'''

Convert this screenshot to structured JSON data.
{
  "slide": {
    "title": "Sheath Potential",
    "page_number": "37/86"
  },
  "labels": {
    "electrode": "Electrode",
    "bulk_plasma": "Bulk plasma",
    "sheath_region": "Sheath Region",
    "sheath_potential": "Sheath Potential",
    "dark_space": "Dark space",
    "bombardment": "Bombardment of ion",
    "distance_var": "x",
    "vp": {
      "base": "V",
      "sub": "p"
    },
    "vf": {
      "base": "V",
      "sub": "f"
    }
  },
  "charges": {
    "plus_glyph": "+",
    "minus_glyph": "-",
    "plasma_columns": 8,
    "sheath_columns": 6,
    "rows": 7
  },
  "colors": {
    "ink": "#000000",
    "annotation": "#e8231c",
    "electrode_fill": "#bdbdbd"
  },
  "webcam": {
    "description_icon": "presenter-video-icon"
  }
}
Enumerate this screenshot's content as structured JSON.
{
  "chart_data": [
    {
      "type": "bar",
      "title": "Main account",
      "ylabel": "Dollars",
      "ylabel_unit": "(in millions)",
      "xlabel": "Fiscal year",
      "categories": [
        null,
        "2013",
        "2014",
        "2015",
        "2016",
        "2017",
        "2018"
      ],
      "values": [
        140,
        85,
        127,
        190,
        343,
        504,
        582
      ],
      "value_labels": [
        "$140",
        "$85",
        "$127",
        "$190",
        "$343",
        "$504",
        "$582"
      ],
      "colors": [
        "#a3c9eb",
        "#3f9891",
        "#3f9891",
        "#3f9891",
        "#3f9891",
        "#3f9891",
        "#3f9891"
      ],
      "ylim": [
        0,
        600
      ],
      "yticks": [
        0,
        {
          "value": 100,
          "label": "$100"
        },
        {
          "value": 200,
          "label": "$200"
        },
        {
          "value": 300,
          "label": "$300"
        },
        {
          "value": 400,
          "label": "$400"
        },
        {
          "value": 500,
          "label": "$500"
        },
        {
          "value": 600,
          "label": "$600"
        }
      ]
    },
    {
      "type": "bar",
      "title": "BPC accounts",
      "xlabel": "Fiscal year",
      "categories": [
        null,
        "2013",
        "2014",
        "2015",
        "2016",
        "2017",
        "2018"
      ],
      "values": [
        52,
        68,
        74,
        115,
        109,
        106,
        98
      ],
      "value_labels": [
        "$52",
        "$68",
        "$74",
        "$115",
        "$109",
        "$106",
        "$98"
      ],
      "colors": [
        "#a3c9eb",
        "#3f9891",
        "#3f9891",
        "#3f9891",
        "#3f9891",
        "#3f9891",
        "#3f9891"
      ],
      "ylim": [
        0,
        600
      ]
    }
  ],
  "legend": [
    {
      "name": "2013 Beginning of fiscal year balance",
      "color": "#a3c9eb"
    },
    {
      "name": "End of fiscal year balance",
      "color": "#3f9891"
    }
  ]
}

'''

* _Your instructions_: Give only the number of lines in the data that hold the word "screenshot".

* _Complete answer_: 2